---------- RECORDS SUPPLIED ----------

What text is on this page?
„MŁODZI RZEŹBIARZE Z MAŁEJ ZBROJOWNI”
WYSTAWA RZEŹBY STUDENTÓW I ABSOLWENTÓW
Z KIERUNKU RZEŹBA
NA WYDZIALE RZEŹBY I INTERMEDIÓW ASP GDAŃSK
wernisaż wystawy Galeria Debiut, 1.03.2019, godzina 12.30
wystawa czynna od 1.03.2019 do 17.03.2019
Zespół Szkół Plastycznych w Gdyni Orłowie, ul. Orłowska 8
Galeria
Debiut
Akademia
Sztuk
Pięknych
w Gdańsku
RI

----------
---------- RECORDS SUPPLIED ----------

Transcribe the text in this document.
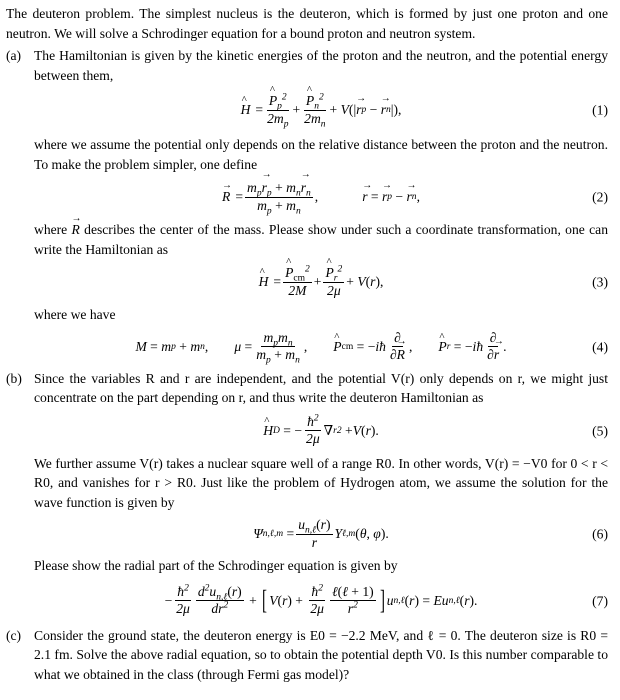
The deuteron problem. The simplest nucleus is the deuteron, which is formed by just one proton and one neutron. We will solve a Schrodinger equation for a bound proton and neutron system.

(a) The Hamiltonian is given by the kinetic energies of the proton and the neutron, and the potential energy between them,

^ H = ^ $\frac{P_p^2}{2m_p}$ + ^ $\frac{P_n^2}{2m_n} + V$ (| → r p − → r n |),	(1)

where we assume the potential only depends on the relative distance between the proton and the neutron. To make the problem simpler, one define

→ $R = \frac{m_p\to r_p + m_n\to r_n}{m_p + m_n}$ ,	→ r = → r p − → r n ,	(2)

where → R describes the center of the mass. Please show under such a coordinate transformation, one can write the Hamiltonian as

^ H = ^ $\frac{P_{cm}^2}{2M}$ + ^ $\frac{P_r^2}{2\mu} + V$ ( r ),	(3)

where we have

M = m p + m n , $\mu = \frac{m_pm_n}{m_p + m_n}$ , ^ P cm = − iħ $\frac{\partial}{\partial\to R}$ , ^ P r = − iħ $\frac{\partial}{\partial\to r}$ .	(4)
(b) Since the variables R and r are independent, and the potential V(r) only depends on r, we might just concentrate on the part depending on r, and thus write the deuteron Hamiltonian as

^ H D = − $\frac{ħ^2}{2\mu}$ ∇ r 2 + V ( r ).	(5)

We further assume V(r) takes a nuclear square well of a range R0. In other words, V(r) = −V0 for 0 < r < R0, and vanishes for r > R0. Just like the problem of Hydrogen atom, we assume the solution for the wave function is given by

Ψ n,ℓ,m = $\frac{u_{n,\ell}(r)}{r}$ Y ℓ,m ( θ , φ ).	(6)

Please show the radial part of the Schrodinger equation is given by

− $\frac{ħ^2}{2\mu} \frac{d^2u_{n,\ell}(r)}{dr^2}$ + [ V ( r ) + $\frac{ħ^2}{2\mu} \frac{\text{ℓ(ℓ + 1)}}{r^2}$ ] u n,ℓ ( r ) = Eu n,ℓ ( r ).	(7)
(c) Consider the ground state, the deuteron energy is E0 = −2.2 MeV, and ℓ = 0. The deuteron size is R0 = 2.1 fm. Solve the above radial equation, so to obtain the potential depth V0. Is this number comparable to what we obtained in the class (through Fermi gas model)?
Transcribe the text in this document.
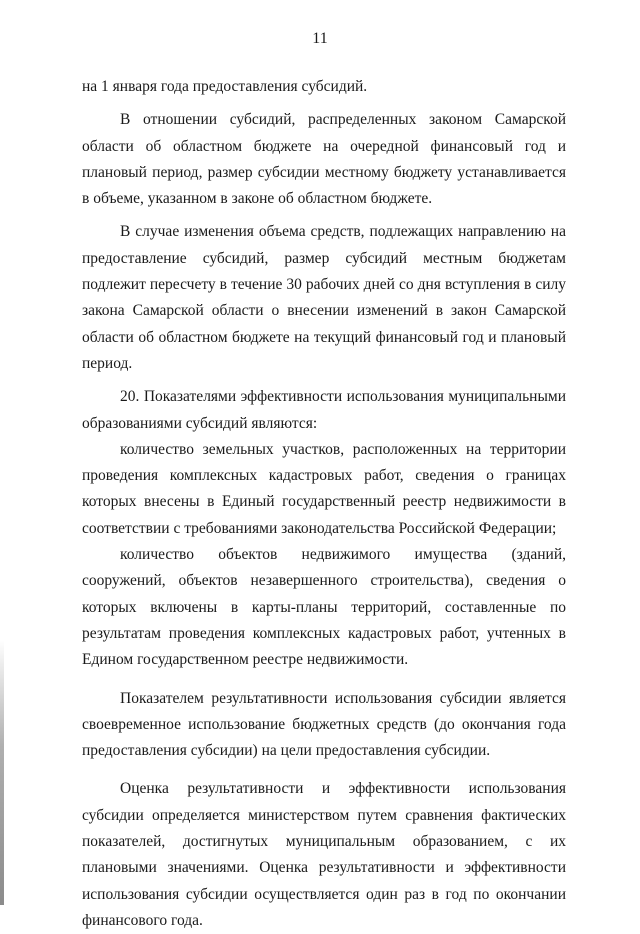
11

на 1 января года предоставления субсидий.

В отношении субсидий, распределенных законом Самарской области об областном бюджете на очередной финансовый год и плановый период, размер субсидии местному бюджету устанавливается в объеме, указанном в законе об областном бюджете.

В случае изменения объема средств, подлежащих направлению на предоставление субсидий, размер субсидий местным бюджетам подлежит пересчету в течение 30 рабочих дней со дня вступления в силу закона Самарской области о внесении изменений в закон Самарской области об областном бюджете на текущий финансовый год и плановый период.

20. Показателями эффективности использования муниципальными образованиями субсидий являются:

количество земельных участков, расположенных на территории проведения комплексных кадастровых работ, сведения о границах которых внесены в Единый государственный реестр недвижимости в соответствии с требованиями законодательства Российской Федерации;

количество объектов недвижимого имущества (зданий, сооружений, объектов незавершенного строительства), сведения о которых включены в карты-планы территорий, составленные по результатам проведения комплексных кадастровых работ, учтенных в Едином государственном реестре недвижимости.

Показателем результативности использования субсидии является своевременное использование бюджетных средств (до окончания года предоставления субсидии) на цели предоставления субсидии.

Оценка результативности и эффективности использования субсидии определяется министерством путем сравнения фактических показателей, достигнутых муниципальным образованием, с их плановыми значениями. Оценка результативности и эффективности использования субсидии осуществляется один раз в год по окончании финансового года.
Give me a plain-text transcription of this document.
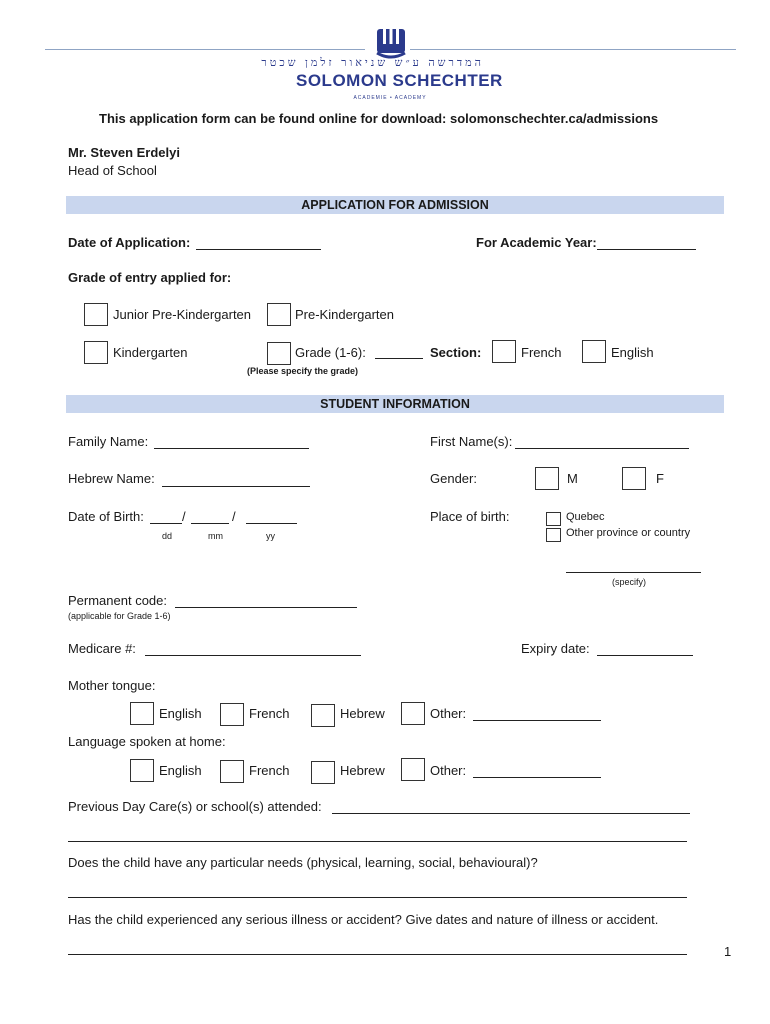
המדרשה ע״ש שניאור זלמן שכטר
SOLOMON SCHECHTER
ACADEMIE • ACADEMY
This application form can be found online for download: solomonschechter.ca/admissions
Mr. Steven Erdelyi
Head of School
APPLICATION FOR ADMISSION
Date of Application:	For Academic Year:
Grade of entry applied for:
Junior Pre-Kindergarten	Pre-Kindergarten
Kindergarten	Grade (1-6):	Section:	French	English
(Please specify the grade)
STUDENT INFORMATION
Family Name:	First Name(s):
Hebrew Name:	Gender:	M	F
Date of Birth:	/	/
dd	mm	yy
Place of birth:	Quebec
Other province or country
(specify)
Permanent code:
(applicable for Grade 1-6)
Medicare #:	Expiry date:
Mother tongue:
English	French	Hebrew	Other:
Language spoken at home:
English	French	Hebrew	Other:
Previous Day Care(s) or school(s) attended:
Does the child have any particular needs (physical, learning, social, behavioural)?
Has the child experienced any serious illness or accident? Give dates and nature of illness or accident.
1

----------

Lines that include the word "frac" are to be extracted from the data above.

COMPLETED EXERCISE
^ H = ^ $\frac{P_p^2}{2m_p}$ + ^ $\frac{P_n^2}{2m_n} + V$ (| → r p − → r n |),	(1)
→ $R = \frac{m_p\to r_p + m_n\to r_n}{m_p + m_n}$ ,	→ r = → r p − → r n ,	(2)
^ H = ^ $\frac{P_{cm}^2}{2M}$ + ^ $\frac{P_r^2}{2\mu} + V$ ( r ),	(3)
M = m p + m n , $\mu = \frac{m_pm_n}{m_p + m_n}$ , ^ P cm = − iħ $\frac{\partial}{\partial\to R}$ , ^ P r = − iħ $\frac{\partial}{\partial\to r}$ .	(4)
^ H D = − $\frac{ħ^2}{2\mu}$ ∇ r 2 + V ( r ).	(5)
Ψ n,ℓ,m = $\frac{u_{n,\ell}(r)}{r}$ Y ℓ,m ( θ , φ ).	(6)
− $\frac{ħ^2}{2\mu} \frac{d^2u_{n,\ell}(r)}{dr^2}$ + [ V ( r ) + $\frac{ħ^2}{2\mu} \frac{\text{ℓ(ℓ + 1)}}{r^2}$ ] u n,ℓ ( r ) = Eu n,ℓ ( r ).	(7)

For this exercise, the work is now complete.